▶ Work instructions
Return the whole listing exactly as it stands.

▶ The data
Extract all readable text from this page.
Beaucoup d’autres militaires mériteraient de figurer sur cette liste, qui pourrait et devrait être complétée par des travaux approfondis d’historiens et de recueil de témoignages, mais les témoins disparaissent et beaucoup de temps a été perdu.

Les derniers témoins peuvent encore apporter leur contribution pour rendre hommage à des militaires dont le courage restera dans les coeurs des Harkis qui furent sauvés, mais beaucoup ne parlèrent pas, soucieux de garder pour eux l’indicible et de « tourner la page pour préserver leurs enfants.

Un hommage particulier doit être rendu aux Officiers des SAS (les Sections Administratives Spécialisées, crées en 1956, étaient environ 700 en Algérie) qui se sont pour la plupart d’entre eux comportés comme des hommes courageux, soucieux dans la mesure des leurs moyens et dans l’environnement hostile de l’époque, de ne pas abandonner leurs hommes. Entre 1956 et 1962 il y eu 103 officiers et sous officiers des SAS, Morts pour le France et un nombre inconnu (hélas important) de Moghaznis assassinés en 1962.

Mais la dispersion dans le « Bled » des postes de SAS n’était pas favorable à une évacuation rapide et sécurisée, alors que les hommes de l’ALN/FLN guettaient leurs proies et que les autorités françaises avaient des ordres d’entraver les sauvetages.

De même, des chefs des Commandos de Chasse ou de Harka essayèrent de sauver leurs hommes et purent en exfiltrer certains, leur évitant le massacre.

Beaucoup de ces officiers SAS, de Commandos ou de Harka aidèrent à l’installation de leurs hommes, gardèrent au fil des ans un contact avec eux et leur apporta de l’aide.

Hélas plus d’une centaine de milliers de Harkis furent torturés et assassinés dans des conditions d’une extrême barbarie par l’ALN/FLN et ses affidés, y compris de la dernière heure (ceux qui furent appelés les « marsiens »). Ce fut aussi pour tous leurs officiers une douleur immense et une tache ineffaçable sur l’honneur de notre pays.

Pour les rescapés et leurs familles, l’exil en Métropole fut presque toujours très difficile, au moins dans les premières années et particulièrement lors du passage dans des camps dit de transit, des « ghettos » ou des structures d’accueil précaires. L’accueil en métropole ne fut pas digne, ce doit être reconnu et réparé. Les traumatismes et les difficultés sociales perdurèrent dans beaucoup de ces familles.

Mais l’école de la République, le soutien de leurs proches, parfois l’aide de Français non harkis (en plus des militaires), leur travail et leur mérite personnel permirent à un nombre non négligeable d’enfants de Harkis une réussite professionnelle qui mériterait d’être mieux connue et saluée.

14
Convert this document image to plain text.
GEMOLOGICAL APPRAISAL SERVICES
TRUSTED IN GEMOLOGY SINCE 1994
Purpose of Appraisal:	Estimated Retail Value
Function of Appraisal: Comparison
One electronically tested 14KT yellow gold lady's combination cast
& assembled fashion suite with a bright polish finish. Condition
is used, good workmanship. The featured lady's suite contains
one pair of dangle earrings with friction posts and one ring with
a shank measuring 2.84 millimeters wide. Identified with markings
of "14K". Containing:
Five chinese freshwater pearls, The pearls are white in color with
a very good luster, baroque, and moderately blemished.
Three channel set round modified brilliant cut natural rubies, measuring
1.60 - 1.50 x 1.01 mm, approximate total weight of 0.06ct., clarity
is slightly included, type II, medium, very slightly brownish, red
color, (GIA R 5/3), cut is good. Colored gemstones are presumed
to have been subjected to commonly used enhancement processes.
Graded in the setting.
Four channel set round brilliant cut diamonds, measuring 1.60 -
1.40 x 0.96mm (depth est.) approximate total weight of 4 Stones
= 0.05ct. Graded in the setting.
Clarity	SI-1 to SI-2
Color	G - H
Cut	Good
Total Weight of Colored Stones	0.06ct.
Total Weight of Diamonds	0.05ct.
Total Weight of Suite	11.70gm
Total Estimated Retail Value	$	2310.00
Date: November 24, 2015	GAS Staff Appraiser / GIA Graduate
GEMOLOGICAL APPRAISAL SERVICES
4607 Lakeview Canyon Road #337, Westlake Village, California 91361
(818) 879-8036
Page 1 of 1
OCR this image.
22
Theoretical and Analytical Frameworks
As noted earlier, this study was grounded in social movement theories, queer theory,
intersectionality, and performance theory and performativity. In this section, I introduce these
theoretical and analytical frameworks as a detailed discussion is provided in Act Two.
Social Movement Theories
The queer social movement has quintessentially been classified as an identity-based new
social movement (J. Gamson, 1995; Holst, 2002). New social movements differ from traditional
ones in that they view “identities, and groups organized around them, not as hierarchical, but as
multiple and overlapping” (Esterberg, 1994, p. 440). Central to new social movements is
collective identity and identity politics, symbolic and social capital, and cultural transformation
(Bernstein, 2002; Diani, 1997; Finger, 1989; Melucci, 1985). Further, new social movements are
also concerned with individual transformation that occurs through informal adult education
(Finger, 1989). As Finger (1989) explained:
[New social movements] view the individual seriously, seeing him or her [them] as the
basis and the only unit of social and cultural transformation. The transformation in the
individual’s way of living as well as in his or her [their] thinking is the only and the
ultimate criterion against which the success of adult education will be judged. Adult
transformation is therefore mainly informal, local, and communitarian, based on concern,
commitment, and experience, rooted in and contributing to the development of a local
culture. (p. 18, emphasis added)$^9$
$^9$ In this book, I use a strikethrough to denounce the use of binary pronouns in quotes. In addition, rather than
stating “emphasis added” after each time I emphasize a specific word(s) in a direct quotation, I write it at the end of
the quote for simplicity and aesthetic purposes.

▶ Task output
Extract all readable text from this page.
Beaucoup d’autres militaires mériteraient de figurer sur cette liste, qui pourrait et devrait être complétée par des travaux approfondis d’historiens et de recueil de témoignages, mais les témoins disparaissent et beaucoup de temps a été perdu.

Les derniers témoins peuvent encore apporter leur contribution pour rendre hommage à des militaires dont le courage restera dans les coeurs des Harkis qui furent sauvés, mais beaucoup ne parlèrent pas, soucieux de garder pour eux l’indicible et de « tourner la page pour préserver leurs enfants.

Un hommage particulier doit être rendu aux Officiers des SAS (les Sections Administratives Spécialisées, crées en 1956, étaient environ 700 en Algérie) qui se sont pour la plupart d’entre eux comportés comme des hommes courageux, soucieux dans la mesure des leurs moyens et dans l’environnement hostile de l’époque, de ne pas abandonner leurs hommes. Entre 1956 et 1962 il y eu 103 officiers et sous officiers des SAS, Morts pour le France et un nombre inconnu (hélas important) de Moghaznis assassinés en 1962.

Mais la dispersion dans le « Bled » des postes de SAS n’était pas favorable à une évacuation rapide et sécurisée, alors que les hommes de l’ALN/FLN guettaient leurs proies et que les autorités françaises avaient des ordres d’entraver les sauvetages.

De même, des chefs des Commandos de Chasse ou de Harka essayèrent de sauver leurs hommes et purent en exfiltrer certains, leur évitant le massacre.

Beaucoup de ces officiers SAS, de Commandos ou de Harka aidèrent à l’installation de leurs hommes, gardèrent au fil des ans un contact avec eux et leur apporta de l’aide.

Hélas plus d’une centaine de milliers de Harkis furent torturés et assassinés dans des conditions d’une extrême barbarie par l’ALN/FLN et ses affidés, y compris de la dernière heure (ceux qui furent appelés les « marsiens »). Ce fut aussi pour tous leurs officiers une douleur immense et une tache ineffaçable sur l’honneur de notre pays.

Pour les rescapés et leurs familles, l’exil en Métropole fut presque toujours très difficile, au moins dans les premières années et particulièrement lors du passage dans des camps dit de transit, des « ghettos » ou des structures d’accueil précaires. L’accueil en métropole ne fut pas digne, ce doit être reconnu et réparé. Les traumatismes et les difficultés sociales perdurèrent dans beaucoup de ces familles.

Mais l’école de la République, le soutien de leurs proches, parfois l’aide de Français non harkis (en plus des militaires), leur travail et leur mérite personnel permirent à un nombre non négligeable d’enfants de Harkis une réussite professionnelle qui mériterait d’être mieux connue et saluée.

14
Convert this document image to plain text.
GEMOLOGICAL APPRAISAL SERVICES
TRUSTED IN GEMOLOGY SINCE 1994
Purpose of Appraisal:	Estimated Retail Value
Function of Appraisal: Comparison
One electronically tested 14KT yellow gold lady's combination cast
& assembled fashion suite with a bright polish finish. Condition
is used, good workmanship. The featured lady's suite contains
one pair of dangle earrings with friction posts and one ring with
a shank measuring 2.84 millimeters wide. Identified with markings
of "14K". Containing:
Five chinese freshwater pearls, The pearls are white in color with
a very good luster, baroque, and moderately blemished.
Three channel set round modified brilliant cut natural rubies, measuring
1.60 - 1.50 x 1.01 mm, approximate total weight of 0.06ct., clarity
is slightly included, type II, medium, very slightly brownish, red
color, (GIA R 5/3), cut is good. Colored gemstones are presumed
to have been subjected to commonly used enhancement processes.
Graded in the setting.
Four channel set round brilliant cut diamonds, measuring 1.60 -
1.40 x 0.96mm (depth est.) approximate total weight of 4 Stones
= 0.05ct. Graded in the setting.
Clarity	SI-1 to SI-2
Color	G - H
Cut	Good
Total Weight of Colored Stones	0.06ct.
Total Weight of Diamonds	0.05ct.
Total Weight of Suite	11.70gm
Total Estimated Retail Value	$	2310.00
Date: November 24, 2015	GAS Staff Appraiser / GIA Graduate
GEMOLOGICAL APPRAISAL SERVICES
4607 Lakeview Canyon Road #337, Westlake Village, California 91361
(818) 879-8036
Page 1 of 1
OCR this image.
22
Theoretical and Analytical Frameworks
As noted earlier, this study was grounded in social movement theories, queer theory,
intersectionality, and performance theory and performativity. In this section, I introduce these
theoretical and analytical frameworks as a detailed discussion is provided in Act Two.
Social Movement Theories
The queer social movement has quintessentially been classified as an identity-based new
social movement (J. Gamson, 1995; Holst, 2002). New social movements differ from traditional
ones in that they view “identities, and groups organized around them, not as hierarchical, but as
multiple and overlapping” (Esterberg, 1994, p. 440). Central to new social movements is
collective identity and identity politics, symbolic and social capital, and cultural transformation
(Bernstein, 2002; Diani, 1997; Finger, 1989; Melucci, 1985). Further, new social movements are
also concerned with individual transformation that occurs through informal adult education
(Finger, 1989). As Finger (1989) explained:
[New social movements] view the individual seriously, seeing him or her [them] as the
basis and the only unit of social and cultural transformation. The transformation in the
individual’s way of living as well as in his or her [their] thinking is the only and the
ultimate criterion against which the success of adult education will be judged. Adult
transformation is therefore mainly informal, local, and communitarian, based on concern,
commitment, and experience, rooted in and contributing to the development of a local
culture. (p. 18, emphasis added)$^9$
$^9$ In this book, I use a strikethrough to denounce the use of binary pronouns in quotes. In addition, rather than
stating “emphasis added” after each time I emphasize a specific word(s) in a direct quotation, I write it at the end of
the quote for simplicity and aesthetic purposes.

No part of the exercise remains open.